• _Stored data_
□ □ □ □ □ □ □

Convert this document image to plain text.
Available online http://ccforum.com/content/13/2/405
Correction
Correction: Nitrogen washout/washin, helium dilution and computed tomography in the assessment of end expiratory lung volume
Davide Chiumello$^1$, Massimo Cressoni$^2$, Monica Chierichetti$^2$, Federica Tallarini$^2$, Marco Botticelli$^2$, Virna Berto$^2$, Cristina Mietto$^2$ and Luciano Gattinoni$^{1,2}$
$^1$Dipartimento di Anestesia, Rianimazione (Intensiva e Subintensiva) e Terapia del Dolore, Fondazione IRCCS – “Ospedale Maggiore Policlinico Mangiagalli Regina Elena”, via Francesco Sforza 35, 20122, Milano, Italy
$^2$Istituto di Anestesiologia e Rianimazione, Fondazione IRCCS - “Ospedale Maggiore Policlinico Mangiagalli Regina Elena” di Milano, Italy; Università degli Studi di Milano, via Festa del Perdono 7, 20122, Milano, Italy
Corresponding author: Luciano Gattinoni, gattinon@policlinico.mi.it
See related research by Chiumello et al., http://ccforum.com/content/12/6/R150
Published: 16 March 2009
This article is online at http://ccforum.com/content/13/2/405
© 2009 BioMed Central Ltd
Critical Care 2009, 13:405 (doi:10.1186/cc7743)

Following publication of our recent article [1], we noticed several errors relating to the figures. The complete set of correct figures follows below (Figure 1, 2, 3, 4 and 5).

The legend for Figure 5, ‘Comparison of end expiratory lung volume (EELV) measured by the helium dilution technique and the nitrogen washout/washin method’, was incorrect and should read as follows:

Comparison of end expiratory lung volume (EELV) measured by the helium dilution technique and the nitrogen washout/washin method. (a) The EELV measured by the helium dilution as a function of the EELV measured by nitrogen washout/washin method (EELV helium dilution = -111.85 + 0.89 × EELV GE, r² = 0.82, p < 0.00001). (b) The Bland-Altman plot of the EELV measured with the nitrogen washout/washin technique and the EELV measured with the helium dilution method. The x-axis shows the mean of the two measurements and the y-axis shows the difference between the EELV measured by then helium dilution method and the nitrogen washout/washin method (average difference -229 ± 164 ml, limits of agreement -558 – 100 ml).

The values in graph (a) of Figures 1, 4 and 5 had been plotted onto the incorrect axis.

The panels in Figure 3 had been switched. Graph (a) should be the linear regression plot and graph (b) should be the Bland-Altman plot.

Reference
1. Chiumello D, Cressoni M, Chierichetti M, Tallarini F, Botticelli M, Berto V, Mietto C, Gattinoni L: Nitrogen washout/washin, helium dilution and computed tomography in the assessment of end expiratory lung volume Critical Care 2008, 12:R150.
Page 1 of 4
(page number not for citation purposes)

□ □ □ □ □ □ □

• _WORK TO DO_
All of the material above needs to be retyped word for word.

• _RESPONSE TO THIS EXERCISE_
Convert this document image to plain text.
Available online http://ccforum.com/content/13/2/405
Correction
Correction: Nitrogen washout/washin, helium dilution and computed tomography in the assessment of end expiratory lung volume
Davide Chiumello$^1$, Massimo Cressoni$^2$, Monica Chierichetti$^2$, Federica Tallarini$^2$, Marco Botticelli$^2$, Virna Berto$^2$, Cristina Mietto$^2$ and Luciano Gattinoni$^{1,2}$
$^1$Dipartimento di Anestesia, Rianimazione (Intensiva e Subintensiva) e Terapia del Dolore, Fondazione IRCCS – “Ospedale Maggiore Policlinico Mangiagalli Regina Elena”, via Francesco Sforza 35, 20122, Milano, Italy
$^2$Istituto di Anestesiologia e Rianimazione, Fondazione IRCCS - “Ospedale Maggiore Policlinico Mangiagalli Regina Elena” di Milano, Italy; Università degli Studi di Milano, via Festa del Perdono 7, 20122, Milano, Italy
Corresponding author: Luciano Gattinoni, gattinon@policlinico.mi.it
See related research by Chiumello et al., http://ccforum.com/content/12/6/R150
Published: 16 March 2009
This article is online at http://ccforum.com/content/13/2/405
© 2009 BioMed Central Ltd
Critical Care 2009, 13:405 (doi:10.1186/cc7743)

Following publication of our recent article [1], we noticed several errors relating to the figures. The complete set of correct figures follows below (Figure 1, 2, 3, 4 and 5).

The legend for Figure 5, ‘Comparison of end expiratory lung volume (EELV) measured by the helium dilution technique and the nitrogen washout/washin method’, was incorrect and should read as follows:

Comparison of end expiratory lung volume (EELV) measured by the helium dilution technique and the nitrogen washout/washin method. (a) The EELV measured by the helium dilution as a function of the EELV measured by nitrogen washout/washin method (EELV helium dilution = -111.85 + 0.89 × EELV GE, r² = 0.82, p < 0.00001). (b) The Bland-Altman plot of the EELV measured with the nitrogen washout/washin technique and the EELV measured with the helium dilution method. The x-axis shows the mean of the two measurements and the y-axis shows the difference between the EELV measured by then helium dilution method and the nitrogen washout/washin method (average difference -229 ± 164 ml, limits of agreement -558 – 100 ml).

The values in graph (a) of Figures 1, 4 and 5 had been plotted onto the incorrect axis.

The panels in Figure 3 had been switched. Graph (a) should be the linear regression plot and graph (b) should be the Bland-Altman plot.

Reference
1. Chiumello D, Cressoni M, Chierichetti M, Tallarini F, Botticelli M, Berto V, Mietto C, Gattinoni L: Nitrogen washout/washin, helium dilution and computed tomography in the assessment of end expiratory lung volume Critical Care 2008, 12:R150.
Page 1 of 4
(page number not for citation purposes)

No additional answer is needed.